## BEGIN Data listing
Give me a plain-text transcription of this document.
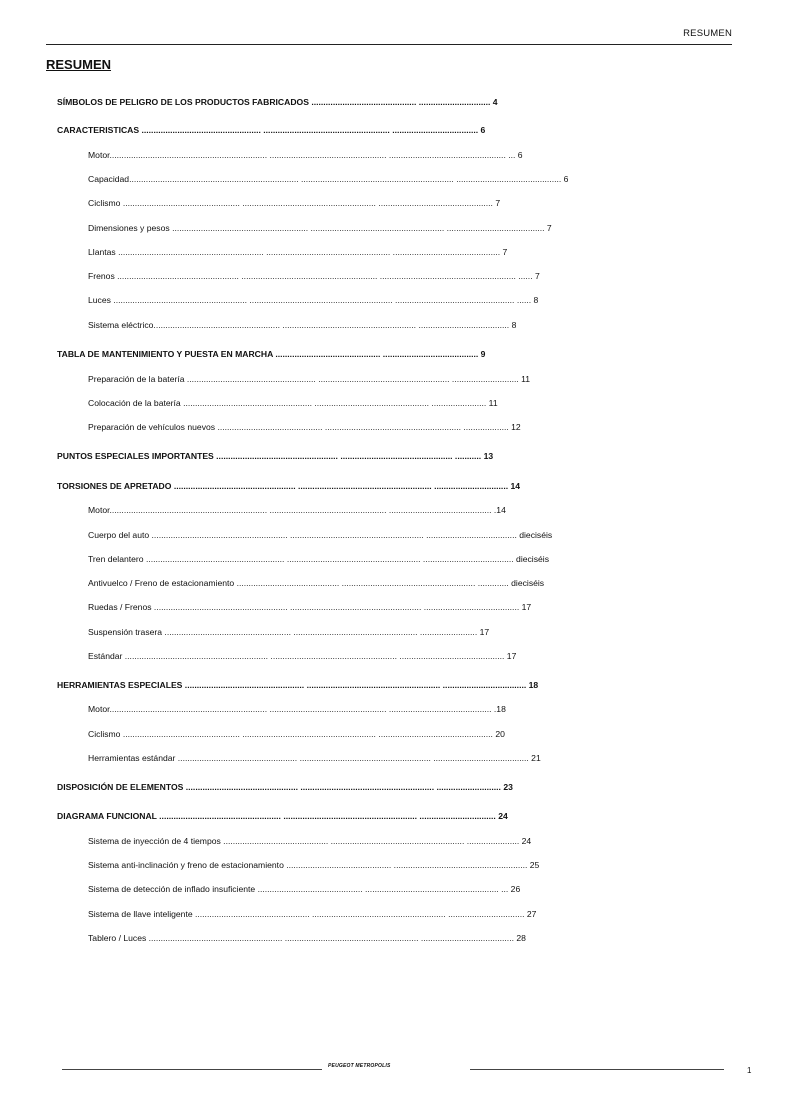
RESUMEN
RESUMEN
SÍMBOLOS DE PELIGRO DE LOS PRODUCTOS FABRICADOS ............................................ .............................. 4
CARACTERISTICAS .................................................. ..................................................... .................................... 6
Motor.................................................................. ................................................. ................................................. ... 6
Capacidad....................................................................... ................................................................ ............................................ 6
Ciclismo ................................................. ........................................................ ................................................ 7
Dimensiones y pesos ......................................................... ........................................................ ......................................... 7
Llantas ............................................................. .................................................... ............................................. 7
Frenos ................................................... ......................................................... ......................................................... ...... 7
Luces ........................................................ ............................................................ .................................................. ...... 8
Sistema eléctrico..................................................... ........................................................ ...................................... 8
TABLA DE MANTENIMIENTO Y PUESTA EN MARCHA ............................................ ........................................ 9
Preparación de la batería ...................................................... ....................................................... ............................ 11
Colocación de la batería ...................................................... ................................................ ....................... 11
Preparación de vehículos nuevos ............................................ ......................................................... ................... 12
PUNTOS ESPECIALES IMPORTANTES ................................................... ............................................... ........... 13
TORSIONES DE APRETADO ................................................... ........................................................ ............................... 14
Motor.................................................................. ................................................. ........................................... .14
Cuerpo del auto ......................................................... ........................................................ ...................................... dieciséis
Tren delantero .......................................................... ........................................................ ...................................... dieciséis
Antivuelco / Freno de estacionamiento ........................................... ........................................................ ............. dieciséis
Ruedas / Frenos ........................................................ ....................................................... ........................................ 17
Suspensión trasera ..................................................... .................................................... ........................ 17
Estándar ............................................................ ..................................................... ............................................ 17
HERRAMIENTAS ESPECIALES .................................................. ........................................................ ................................... 18
Motor.................................................................. ................................................. ........................................... .18
Ciclismo ................................................. ........................................................ ................................................ 20
Herramientas estándar .................................................. ....................................................... ........................................ 21
DISPOSICIÓN DE ELEMENTOS ............................................... ........................................................ ........................... 23
DIAGRAMA FUNCIONAL ................................................... ........................................................ ................................ 24
Sistema de inyección de 4 tiempos ............................................ ........................................................ ...................... 24
Sistema anti-inclinación y freno de estacionamiento ............................................ ........................................................ 25
Sistema de detección de inflado insuficiente ............................................ ........................................................ ... 26
Sistema de llave inteligente ................................................ ........................................................ ................................ 27
Tablero / Luces ........................................................ ........................................................ ....................................... 28
PEUGEOT METROPOLIS	1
## END Data listing
## Problem details
Identify the lines in the entries above that contain "Sistema", then copy them out.

## Problem solution
Sistema eléctrico..................................................... ........................................................ ...................................... 8
Sistema de inyección de 4 tiempos ............................................ ........................................................ ...................... 24
Sistema anti-inclinación y freno de estacionamiento ............................................ ........................................................ 25
Sistema de detección de inflado insuficiente ............................................ ........................................................ ... 26
Sistema de llave inteligente ................................................ ........................................................ ................................ 27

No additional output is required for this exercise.